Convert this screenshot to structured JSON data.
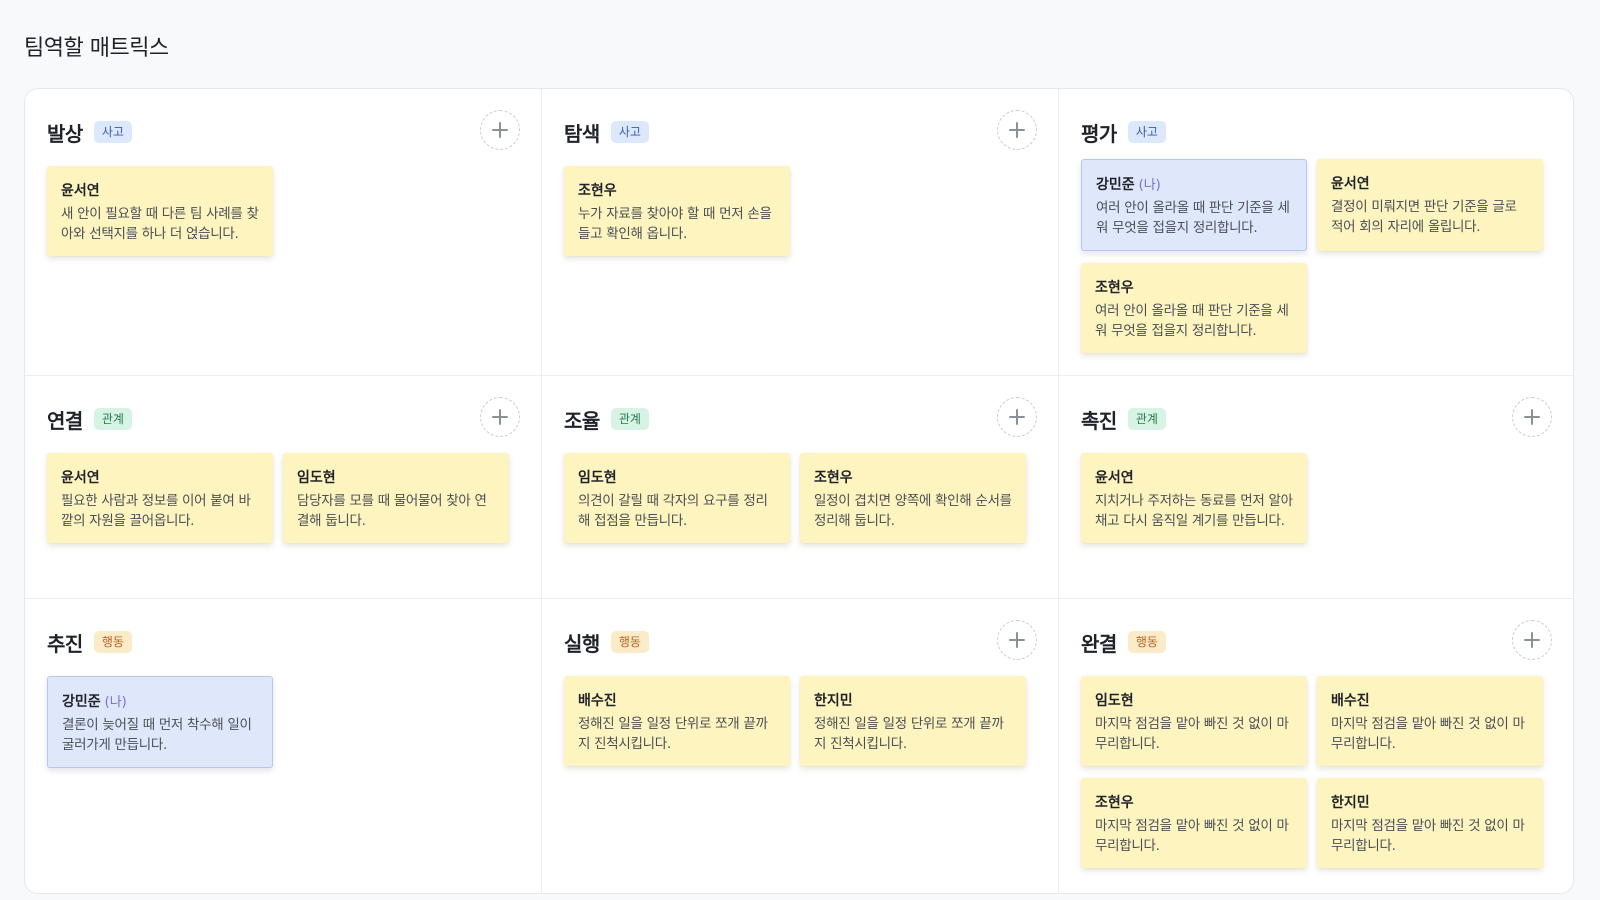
{
  "page_title": "팀역할 매트릭스",
  "cells": [
    {
      "name": "발상",
      "tag": "사고",
      "tag_type": "think",
      "add_icon": "plus-icon",
      "has_add": true,
      "cards": [
        {
          "author": "윤서연",
          "me": "",
          "text": "새 안이 필요할 때 다른 팀 사례를 찾아와 선택지를 하나 더 얹습니다."
        }
      ]
    },
    {
      "name": "탐색",
      "tag": "사고",
      "tag_type": "think",
      "add_icon": "plus-icon",
      "has_add": true,
      "cards": [
        {
          "author": "조현우",
          "me": "",
          "text": "누가 자료를 찾아야 할 때 먼저 손을 들고 확인해 옵니다."
        }
      ]
    },
    {
      "name": "평가",
      "tag": "사고",
      "tag_type": "think",
      "add_icon": "plus-icon",
      "has_add": false,
      "cards": [
        {
          "author": "강민준",
          "me": "(나)",
          "text": "여러 안이 올라올 때 판단 기준을 세워 무엇을 접을지 정리합니다."
        },
        {
          "author": "윤서연",
          "me": "",
          "text": "결정이 미뤄지면 판단 기준을 글로 적어 회의 자리에 올립니다."
        },
        {
          "author": "조현우",
          "me": "",
          "text": "여러 안이 올라올 때 판단 기준을 세워 무엇을 접을지 정리합니다."
        }
      ]
    },
    {
      "name": "연결",
      "tag": "관계",
      "tag_type": "rel",
      "add_icon": "plus-icon",
      "has_add": true,
      "cards": [
        {
          "author": "윤서연",
          "me": "",
          "text": "필요한 사람과 정보를 이어 붙여 바깥의 자원을 끌어옵니다."
        },
        {
          "author": "임도현",
          "me": "",
          "text": "담당자를 모를 때 물어물어 찾아 연결해 둡니다."
        }
      ]
    },
    {
      "name": "조율",
      "tag": "관계",
      "tag_type": "rel",
      "add_icon": "plus-icon",
      "has_add": true,
      "cards": [
        {
          "author": "임도현",
          "me": "",
          "text": "의견이 갈릴 때 각자의 요구를 정리해 접점을 만듭니다."
        },
        {
          "author": "조현우",
          "me": "",
          "text": "일정이 겹치면 양쪽에 확인해 순서를 정리해 둡니다."
        }
      ]
    },
    {
      "name": "촉진",
      "tag": "관계",
      "tag_type": "rel",
      "add_icon": "plus-icon",
      "has_add": true,
      "cards": [
        {
          "author": "윤서연",
          "me": "",
          "text": "지치거나 주저하는 동료를 먼저 알아채고 다시 움직일 계기를 만듭니다."
        }
      ]
    },
    {
      "name": "추진",
      "tag": "행동",
      "tag_type": "act",
      "add_icon": "plus-icon",
      "has_add": false,
      "cards": [
        {
          "author": "강민준",
          "me": "(나)",
          "text": "결론이 늦어질 때 먼저 착수해 일이 굴러가게 만듭니다."
        }
      ]
    },
    {
      "name": "실행",
      "tag": "행동",
      "tag_type": "act",
      "add_icon": "plus-icon",
      "has_add": true,
      "cards": [
        {
          "author": "배수진",
          "me": "",
          "text": "정해진 일을 일정 단위로 쪼개 끝까지 진척시킵니다."
        },
        {
          "author": "한지민",
          "me": "",
          "text": "정해진 일을 일정 단위로 쪼개 끝까지 진척시킵니다."
        }
      ]
    },
    {
      "name": "완결",
      "tag": "행동",
      "tag_type": "act",
      "add_icon": "plus-icon",
      "has_add": true,
      "cards": [
        {
          "author": "임도현",
          "me": "",
          "text": "마지막 점검을 맡아 빠진 것 없이 마무리합니다."
        },
        {
          "author": "배수진",
          "me": "",
          "text": "마지막 점검을 맡아 빠진 것 없이 마무리합니다."
        },
        {
          "author": "조현우",
          "me": "",
          "text": "마지막 점검을 맡아 빠진 것 없이 마무리합니다."
        },
        {
          "author": "한지민",
          "me": "",
          "text": "마지막 점검을 맡아 빠진 것 없이 마무리합니다."
        }
      ]
    }
  ]
}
-=-=-
» **Job**: Copy the listing word for word, excluding its pictures.

» **Solution**:
Convert this screenshot to structured JSON data.
{
  "page_title": "팀역할 매트릭스",
  "cells": [
    {
      "name": "발상",
      "tag": "사고",
      "tag_type": "think",
      "add_icon": "plus-icon",
      "has_add": true,
      "cards": [
        {
          "author": "윤서연",
          "me": "",
          "text": "새 안이 필요할 때 다른 팀 사례를 찾아와 선택지를 하나 더 얹습니다."
        }
      ]
    },
    {
      "name": "탐색",
      "tag": "사고",
      "tag_type": "think",
      "add_icon": "plus-icon",
      "has_add": true,
      "cards": [
        {
          "author": "조현우",
          "me": "",
          "text": "누가 자료를 찾아야 할 때 먼저 손을 들고 확인해 옵니다."
        }
      ]
    },
    {
      "name": "평가",
      "tag": "사고",
      "tag_type": "think",
      "add_icon": "plus-icon",
      "has_add": false,
      "cards": [
        {
          "author": "강민준",
          "me": "(나)",
          "text": "여러 안이 올라올 때 판단 기준을 세워 무엇을 접을지 정리합니다."
        },
        {
          "author": "윤서연",
          "me": "",
          "text": "결정이 미뤄지면 판단 기준을 글로 적어 회의 자리에 올립니다."
        },
        {
          "author": "조현우",
          "me": "",
          "text": "여러 안이 올라올 때 판단 기준을 세워 무엇을 접을지 정리합니다."
        }
      ]
    },
    {
      "name": "연결",
      "tag": "관계",
      "tag_type": "rel",
      "add_icon": "plus-icon",
      "has_add": true,
      "cards": [
        {
          "author": "윤서연",
          "me": "",
          "text": "필요한 사람과 정보를 이어 붙여 바깥의 자원을 끌어옵니다."
        },
        {
          "author": "임도현",
          "me": "",
          "text": "담당자를 모를 때 물어물어 찾아 연결해 둡니다."
        }
      ]
    },
    {
      "name": "조율",
      "tag": "관계",
      "tag_type": "rel",
      "add_icon": "plus-icon",
      "has_add": true,
      "cards": [
        {
          "author": "임도현",
          "me": "",
          "text": "의견이 갈릴 때 각자의 요구를 정리해 접점을 만듭니다."
        },
        {
          "author": "조현우",
          "me": "",
          "text": "일정이 겹치면 양쪽에 확인해 순서를 정리해 둡니다."
        }
      ]
    },
    {
      "name": "촉진",
      "tag": "관계",
      "tag_type": "rel",
      "add_icon": "plus-icon",
      "has_add": true,
      "cards": [
        {
          "author": "윤서연",
          "me": "",
          "text": "지치거나 주저하는 동료를 먼저 알아채고 다시 움직일 계기를 만듭니다."
        }
      ]
    },
    {
      "name": "추진",
      "tag": "행동",
      "tag_type": "act",
      "add_icon": "plus-icon",
      "has_add": false,
      "cards": [
        {
          "author": "강민준",
          "me": "(나)",
          "text": "결론이 늦어질 때 먼저 착수해 일이 굴러가게 만듭니다."
        }
      ]
    },
    {
      "name": "실행",
      "tag": "행동",
      "tag_type": "act",
      "add_icon": "plus-icon",
      "has_add": true,
      "cards": [
        {
          "author": "배수진",
          "me": "",
          "text": "정해진 일을 일정 단위로 쪼개 끝까지 진척시킵니다."
        },
        {
          "author": "한지민",
          "me": "",
          "text": "정해진 일을 일정 단위로 쪼개 끝까지 진척시킵니다."
        }
      ]
    },
    {
      "name": "완결",
      "tag": "행동",
      "tag_type": "act",
      "add_icon": "plus-icon",
      "has_add": true,
      "cards": [
        {
          "author": "임도현",
          "me": "",
          "text": "마지막 점검을 맡아 빠진 것 없이 마무리합니다."
        },
        {
          "author": "배수진",
          "me": "",
          "text": "마지막 점검을 맡아 빠진 것 없이 마무리합니다."
        },
        {
          "author": "조현우",
          "me": "",
          "text": "마지막 점검을 맡아 빠진 것 없이 마무리합니다."
        },
        {
          "author": "한지민",
          "me": "",
          "text": "마지막 점검을 맡아 빠진 것 없이 마무리합니다."
        }
      ]
    }
  ]
}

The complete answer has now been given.